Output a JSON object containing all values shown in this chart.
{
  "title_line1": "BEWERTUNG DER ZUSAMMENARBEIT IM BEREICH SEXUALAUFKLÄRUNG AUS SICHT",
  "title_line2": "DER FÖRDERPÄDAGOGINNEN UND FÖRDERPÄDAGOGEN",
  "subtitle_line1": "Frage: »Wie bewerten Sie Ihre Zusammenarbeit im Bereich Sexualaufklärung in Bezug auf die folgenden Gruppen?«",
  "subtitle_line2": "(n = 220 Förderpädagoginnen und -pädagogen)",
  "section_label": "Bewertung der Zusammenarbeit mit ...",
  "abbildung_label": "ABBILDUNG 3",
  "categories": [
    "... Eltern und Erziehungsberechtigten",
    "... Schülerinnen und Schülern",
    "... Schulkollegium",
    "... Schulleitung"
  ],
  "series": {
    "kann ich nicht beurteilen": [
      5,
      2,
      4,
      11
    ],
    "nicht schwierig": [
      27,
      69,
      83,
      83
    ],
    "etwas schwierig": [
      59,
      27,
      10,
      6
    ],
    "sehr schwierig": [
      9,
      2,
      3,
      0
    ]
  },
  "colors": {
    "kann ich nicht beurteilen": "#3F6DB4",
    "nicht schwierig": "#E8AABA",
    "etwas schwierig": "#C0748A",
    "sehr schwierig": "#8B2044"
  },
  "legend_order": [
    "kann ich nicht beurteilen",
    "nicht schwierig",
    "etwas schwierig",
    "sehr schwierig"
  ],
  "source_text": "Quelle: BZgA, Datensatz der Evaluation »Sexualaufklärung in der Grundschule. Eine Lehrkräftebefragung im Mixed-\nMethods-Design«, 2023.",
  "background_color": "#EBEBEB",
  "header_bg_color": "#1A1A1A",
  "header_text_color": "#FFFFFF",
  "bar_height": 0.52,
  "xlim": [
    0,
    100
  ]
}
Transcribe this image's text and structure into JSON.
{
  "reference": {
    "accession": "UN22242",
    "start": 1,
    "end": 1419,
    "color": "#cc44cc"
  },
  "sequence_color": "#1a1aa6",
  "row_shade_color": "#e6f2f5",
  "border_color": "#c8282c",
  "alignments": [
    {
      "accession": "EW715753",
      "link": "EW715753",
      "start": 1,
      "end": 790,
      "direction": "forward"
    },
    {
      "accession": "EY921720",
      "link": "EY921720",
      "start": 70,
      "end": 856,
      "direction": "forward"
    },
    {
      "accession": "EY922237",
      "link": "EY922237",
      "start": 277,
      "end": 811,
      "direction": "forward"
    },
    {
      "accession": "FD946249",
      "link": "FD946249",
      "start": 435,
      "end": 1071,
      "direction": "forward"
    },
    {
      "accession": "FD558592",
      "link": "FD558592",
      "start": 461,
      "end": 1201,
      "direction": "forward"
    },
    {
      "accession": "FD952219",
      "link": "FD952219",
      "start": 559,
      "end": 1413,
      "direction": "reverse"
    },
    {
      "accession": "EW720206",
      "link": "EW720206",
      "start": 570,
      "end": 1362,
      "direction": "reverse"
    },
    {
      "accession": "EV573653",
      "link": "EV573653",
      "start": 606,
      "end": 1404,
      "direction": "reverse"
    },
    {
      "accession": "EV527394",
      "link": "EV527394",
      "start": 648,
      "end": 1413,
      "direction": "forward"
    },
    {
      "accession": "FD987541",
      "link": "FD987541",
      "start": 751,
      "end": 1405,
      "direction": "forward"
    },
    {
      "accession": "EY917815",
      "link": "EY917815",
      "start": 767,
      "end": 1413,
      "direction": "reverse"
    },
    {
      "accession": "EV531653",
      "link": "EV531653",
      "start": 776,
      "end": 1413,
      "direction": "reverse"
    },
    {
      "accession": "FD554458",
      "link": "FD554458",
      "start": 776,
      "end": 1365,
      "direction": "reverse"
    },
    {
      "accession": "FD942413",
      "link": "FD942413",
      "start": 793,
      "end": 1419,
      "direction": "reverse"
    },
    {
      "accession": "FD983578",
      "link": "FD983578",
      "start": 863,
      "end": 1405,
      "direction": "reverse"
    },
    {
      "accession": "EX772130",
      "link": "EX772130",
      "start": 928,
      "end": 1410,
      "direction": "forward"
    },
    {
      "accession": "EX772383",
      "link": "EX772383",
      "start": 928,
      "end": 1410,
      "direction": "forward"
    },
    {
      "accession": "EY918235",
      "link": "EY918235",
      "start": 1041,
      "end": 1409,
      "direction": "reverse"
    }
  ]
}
********************
Extract every line containing the string "sehr" from the material.

PROBLEM SOLUTION:
    "sehr schwierig": [
    "sehr schwierig": "#8B2044"
    "sehr schwierig"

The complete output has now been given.